## Exercise objective
Show all lines from the data that include the word "when".

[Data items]
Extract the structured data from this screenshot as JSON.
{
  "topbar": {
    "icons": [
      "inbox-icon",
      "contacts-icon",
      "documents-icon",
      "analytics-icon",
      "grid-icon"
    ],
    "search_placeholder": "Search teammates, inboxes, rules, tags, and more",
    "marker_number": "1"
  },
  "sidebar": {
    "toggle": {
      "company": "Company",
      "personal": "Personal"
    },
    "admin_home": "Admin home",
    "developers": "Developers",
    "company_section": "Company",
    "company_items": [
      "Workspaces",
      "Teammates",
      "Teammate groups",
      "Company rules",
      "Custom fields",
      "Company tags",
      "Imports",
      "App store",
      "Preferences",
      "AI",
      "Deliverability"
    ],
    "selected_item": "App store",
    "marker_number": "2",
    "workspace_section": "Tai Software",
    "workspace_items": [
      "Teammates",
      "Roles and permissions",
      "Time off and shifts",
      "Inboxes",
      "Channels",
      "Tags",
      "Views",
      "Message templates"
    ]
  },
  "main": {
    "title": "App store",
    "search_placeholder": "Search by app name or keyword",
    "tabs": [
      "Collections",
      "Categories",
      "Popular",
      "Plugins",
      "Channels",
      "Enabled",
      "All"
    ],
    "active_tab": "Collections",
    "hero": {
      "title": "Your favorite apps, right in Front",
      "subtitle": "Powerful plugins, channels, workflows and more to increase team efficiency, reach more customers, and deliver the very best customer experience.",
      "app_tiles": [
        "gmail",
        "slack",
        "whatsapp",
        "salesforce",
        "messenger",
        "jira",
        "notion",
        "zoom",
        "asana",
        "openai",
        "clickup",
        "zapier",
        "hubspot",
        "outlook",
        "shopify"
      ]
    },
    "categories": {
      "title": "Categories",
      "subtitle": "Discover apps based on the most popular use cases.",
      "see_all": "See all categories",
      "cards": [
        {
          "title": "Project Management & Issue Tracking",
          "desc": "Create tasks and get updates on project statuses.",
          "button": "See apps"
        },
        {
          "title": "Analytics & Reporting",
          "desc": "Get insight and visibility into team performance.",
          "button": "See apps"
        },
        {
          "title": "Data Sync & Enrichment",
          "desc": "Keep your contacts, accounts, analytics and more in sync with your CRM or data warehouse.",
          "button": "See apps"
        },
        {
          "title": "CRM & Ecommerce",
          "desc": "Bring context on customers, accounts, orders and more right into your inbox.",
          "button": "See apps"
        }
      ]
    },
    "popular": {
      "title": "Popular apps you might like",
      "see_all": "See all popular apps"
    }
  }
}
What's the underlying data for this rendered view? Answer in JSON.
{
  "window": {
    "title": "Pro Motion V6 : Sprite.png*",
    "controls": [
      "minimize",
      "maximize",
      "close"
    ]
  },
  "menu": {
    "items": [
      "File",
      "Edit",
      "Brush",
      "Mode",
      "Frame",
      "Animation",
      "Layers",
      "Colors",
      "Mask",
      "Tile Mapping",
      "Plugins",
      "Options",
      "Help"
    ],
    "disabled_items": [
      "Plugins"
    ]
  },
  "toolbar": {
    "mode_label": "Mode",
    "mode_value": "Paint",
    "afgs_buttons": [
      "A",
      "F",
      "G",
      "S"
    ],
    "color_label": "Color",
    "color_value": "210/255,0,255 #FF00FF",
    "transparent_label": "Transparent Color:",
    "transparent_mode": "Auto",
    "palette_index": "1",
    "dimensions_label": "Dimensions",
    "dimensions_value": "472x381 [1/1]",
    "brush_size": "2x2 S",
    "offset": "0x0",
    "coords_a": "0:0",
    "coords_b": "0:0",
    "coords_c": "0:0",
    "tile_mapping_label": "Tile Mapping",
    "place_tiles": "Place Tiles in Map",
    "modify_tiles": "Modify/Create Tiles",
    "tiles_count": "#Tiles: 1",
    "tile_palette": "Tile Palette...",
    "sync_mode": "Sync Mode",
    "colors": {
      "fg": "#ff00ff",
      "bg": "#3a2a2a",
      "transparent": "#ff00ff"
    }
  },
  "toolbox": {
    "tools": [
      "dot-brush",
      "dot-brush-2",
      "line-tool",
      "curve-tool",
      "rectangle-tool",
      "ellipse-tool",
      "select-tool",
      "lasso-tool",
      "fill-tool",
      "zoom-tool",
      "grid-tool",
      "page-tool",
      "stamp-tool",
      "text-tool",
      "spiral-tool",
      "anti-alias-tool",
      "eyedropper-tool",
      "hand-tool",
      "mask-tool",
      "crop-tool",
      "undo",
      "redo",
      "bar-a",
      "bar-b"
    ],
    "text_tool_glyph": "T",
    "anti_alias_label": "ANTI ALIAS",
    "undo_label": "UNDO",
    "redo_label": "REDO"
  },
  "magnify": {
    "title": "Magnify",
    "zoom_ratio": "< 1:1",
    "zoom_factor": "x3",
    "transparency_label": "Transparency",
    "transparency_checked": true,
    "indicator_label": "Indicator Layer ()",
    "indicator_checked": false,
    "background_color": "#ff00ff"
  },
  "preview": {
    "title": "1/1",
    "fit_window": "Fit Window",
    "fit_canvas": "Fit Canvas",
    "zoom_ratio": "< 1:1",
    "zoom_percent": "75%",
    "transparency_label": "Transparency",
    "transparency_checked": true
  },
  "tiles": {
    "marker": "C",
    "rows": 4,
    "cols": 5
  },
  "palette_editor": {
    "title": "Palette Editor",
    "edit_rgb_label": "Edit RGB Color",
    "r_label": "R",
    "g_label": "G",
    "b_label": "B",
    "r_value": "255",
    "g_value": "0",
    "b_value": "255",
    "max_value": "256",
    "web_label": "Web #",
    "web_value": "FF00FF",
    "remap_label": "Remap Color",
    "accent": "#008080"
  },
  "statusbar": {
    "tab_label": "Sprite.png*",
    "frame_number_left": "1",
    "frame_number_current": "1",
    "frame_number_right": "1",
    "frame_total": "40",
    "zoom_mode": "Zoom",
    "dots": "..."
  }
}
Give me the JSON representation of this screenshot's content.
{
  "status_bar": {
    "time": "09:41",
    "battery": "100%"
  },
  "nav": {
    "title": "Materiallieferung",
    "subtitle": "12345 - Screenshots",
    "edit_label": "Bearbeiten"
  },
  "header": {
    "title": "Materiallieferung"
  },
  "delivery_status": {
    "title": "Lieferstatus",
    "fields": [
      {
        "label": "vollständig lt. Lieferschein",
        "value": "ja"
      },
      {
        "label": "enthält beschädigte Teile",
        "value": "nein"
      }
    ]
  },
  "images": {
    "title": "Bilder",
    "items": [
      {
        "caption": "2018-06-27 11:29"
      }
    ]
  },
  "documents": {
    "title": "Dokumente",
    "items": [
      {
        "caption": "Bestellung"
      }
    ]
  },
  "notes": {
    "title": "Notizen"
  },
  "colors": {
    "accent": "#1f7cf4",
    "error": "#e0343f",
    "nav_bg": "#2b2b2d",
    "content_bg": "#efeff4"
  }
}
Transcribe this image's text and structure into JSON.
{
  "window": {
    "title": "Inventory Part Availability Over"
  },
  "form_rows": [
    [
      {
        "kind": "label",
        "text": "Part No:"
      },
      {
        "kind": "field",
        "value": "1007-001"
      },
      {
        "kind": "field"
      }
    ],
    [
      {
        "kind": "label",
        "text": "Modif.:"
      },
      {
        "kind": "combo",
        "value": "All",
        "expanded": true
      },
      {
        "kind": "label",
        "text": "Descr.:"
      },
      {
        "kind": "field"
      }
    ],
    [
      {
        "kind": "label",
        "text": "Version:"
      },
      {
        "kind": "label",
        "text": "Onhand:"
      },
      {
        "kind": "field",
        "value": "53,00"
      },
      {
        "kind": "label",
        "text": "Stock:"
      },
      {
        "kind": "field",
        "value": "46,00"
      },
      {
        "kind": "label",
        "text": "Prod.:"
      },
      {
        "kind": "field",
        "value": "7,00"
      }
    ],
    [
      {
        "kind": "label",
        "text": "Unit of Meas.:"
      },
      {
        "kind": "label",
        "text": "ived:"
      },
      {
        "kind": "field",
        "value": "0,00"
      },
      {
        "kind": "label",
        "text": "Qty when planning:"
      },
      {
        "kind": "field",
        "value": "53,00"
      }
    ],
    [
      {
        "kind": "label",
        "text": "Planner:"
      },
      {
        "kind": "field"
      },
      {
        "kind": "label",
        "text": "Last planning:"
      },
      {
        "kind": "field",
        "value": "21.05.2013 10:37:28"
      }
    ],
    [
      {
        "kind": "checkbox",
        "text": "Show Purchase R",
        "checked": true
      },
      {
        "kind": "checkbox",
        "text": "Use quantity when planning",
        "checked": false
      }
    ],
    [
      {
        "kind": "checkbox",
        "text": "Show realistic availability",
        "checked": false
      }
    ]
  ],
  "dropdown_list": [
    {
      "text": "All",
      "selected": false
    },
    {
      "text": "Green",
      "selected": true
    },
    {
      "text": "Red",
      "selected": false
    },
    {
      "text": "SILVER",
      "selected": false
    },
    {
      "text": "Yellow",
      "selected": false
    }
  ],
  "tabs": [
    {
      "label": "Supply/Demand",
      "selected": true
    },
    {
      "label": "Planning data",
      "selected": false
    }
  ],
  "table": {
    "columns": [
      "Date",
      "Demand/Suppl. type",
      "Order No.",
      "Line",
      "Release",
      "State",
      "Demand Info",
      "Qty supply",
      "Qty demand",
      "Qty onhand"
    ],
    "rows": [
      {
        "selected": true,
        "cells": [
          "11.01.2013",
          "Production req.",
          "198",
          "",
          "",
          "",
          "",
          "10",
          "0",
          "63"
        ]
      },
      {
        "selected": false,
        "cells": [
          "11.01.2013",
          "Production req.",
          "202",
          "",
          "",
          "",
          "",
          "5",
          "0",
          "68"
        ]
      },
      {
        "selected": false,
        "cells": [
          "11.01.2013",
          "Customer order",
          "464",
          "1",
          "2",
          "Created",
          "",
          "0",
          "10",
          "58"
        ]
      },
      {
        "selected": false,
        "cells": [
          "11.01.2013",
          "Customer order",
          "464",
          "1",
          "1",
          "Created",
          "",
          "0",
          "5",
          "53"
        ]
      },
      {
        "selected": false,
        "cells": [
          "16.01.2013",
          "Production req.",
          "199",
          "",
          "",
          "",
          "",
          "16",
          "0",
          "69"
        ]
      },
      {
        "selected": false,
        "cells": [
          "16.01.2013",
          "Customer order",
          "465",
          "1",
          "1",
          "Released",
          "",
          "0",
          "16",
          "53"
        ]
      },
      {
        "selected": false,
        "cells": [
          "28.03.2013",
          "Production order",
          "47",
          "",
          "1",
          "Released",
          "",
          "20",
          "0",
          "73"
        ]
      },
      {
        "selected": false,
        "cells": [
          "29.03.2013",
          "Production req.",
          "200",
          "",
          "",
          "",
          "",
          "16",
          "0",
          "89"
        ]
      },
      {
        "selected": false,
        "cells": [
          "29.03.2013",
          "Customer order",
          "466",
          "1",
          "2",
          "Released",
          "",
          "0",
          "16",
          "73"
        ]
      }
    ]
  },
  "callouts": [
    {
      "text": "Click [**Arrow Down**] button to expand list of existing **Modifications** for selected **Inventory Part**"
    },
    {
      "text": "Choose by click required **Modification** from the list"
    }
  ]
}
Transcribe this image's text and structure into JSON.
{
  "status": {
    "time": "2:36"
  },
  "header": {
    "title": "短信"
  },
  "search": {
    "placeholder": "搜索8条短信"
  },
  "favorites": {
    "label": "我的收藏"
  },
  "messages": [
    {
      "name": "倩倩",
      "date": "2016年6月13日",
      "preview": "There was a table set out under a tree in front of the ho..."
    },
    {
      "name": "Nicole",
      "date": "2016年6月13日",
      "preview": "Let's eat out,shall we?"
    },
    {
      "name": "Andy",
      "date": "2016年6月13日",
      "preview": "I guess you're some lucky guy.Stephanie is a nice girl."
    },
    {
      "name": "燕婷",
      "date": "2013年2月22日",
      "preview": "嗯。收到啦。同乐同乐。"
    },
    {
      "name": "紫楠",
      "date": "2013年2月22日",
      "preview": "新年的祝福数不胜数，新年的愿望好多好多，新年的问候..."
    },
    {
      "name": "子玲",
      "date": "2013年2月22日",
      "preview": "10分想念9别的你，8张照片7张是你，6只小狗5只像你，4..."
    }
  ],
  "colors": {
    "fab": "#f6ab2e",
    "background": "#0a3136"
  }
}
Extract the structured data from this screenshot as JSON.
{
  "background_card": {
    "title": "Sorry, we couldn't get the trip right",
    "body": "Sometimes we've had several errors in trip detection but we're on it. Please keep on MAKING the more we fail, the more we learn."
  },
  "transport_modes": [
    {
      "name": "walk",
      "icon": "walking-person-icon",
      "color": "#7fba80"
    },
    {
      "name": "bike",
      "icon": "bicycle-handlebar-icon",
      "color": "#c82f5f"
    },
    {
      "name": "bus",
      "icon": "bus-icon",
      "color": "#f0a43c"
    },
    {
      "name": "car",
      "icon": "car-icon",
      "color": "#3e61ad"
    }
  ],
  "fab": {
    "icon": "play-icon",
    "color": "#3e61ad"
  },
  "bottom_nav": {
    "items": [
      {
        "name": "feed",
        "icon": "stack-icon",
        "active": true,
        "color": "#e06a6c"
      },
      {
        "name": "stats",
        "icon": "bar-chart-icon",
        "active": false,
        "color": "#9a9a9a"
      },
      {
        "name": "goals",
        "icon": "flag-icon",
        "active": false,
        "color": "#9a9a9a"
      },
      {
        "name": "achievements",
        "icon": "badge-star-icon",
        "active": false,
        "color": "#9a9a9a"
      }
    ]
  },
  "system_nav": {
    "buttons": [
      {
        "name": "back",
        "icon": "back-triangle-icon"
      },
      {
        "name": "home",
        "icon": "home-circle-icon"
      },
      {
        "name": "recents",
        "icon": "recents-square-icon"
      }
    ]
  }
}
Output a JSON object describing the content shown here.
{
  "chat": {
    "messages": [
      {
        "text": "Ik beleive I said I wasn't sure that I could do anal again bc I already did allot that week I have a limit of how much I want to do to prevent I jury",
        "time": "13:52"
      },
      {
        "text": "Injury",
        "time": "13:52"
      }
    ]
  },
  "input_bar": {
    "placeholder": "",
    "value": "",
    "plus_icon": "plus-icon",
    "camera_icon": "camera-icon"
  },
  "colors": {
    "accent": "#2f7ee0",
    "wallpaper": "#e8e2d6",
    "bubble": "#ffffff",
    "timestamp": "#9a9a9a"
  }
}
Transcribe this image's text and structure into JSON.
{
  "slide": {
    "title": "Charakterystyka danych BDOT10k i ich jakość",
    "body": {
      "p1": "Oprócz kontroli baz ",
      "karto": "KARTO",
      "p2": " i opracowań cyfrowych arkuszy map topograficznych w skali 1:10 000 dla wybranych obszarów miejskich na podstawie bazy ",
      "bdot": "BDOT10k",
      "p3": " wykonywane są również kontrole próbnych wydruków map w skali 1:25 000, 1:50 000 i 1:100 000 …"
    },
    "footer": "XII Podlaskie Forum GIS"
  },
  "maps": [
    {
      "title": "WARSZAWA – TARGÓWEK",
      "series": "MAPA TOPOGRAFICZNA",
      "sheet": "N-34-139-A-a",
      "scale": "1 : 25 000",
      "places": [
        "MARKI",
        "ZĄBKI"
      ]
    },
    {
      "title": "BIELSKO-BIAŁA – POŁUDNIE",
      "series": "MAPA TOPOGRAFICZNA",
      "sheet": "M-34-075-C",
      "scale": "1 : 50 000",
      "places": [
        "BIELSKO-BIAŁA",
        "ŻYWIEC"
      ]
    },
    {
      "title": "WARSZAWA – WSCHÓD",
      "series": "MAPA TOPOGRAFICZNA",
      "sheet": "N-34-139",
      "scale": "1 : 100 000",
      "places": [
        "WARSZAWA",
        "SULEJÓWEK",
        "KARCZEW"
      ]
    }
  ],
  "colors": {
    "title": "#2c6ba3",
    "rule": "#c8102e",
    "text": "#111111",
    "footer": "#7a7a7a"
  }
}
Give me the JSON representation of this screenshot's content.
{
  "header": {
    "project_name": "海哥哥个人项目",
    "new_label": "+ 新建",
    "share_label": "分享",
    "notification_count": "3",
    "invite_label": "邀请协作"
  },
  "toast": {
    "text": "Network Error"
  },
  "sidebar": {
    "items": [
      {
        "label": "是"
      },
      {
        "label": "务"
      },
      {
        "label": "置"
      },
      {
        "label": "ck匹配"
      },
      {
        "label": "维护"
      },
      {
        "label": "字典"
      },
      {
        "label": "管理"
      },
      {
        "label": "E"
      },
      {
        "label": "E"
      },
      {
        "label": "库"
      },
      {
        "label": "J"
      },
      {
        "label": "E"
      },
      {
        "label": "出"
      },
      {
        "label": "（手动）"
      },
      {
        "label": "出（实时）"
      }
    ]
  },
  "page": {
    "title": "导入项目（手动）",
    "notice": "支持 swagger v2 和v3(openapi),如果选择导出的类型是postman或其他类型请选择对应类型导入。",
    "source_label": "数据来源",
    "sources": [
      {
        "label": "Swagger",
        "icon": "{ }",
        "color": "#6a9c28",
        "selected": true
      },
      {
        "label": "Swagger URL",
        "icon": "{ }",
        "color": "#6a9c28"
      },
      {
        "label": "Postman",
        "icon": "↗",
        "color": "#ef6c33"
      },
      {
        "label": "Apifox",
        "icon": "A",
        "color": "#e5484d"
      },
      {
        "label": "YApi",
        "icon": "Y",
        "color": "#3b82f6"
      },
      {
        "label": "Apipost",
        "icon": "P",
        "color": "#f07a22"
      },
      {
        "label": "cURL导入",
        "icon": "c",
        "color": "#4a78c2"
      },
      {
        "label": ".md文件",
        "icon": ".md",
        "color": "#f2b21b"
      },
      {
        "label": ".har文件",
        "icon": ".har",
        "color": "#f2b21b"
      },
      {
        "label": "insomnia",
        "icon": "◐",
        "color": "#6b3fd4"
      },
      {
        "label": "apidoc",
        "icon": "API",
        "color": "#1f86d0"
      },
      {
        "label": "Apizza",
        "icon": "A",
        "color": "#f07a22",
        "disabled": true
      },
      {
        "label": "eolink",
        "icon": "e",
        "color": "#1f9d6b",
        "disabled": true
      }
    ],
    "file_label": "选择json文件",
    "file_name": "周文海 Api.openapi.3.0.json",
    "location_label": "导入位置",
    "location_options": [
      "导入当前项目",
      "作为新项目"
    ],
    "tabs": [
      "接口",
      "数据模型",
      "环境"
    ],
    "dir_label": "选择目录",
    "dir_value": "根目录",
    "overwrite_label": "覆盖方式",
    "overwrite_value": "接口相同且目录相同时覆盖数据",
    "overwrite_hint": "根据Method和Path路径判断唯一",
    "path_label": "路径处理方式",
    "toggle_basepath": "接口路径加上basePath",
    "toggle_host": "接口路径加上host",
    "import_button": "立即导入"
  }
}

## Written solution
        "text": "Qty when planning:"
        "text": "Use quantity when planning",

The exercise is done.